Give back the records below exactly, every one, with no pictures.

---- DATA EXTRACT

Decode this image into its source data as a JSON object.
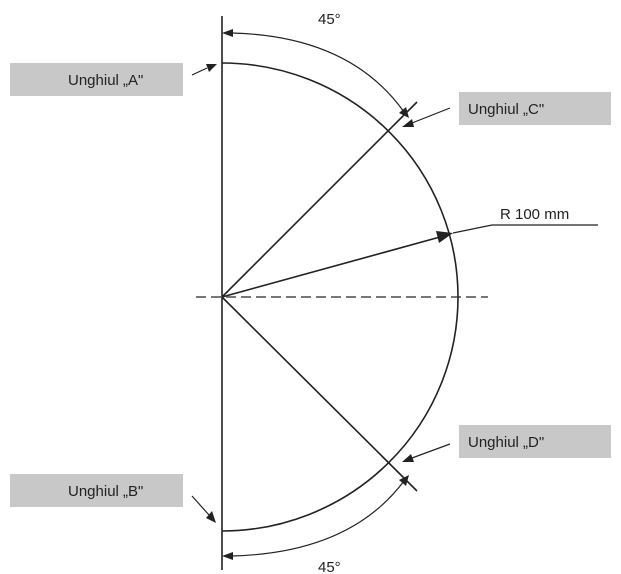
{
  "labels": {
    "angle_a": "Unghiul „A\"",
    "angle_b": "Unghiul „B\"",
    "angle_c": "Unghiul „C\"",
    "angle_d": "Unghiul „D\"",
    "radius": "R 100 mm",
    "top_angle": "45°",
    "bottom_angle": "45°"
  },
  "colors": {
    "label_background": "#c8c8c8",
    "line": "#222222",
    "centerline": "#666666"
  }
}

--------

SOLUTION FOR THIS TASK ::
Decode this image into its source data as a JSON object.
{
  "labels": {
    "angle_a": "Unghiul „A\"",
    "angle_b": "Unghiul „B\"",
    "angle_c": "Unghiul „C\"",
    "angle_d": "Unghiul „D\"",
    "radius": "R 100 mm",
    "top_angle": "45°",
    "bottom_angle": "45°"
  },
  "colors": {
    "label_background": "#c8c8c8",
    "line": "#222222",
    "centerline": "#666666"
  }
}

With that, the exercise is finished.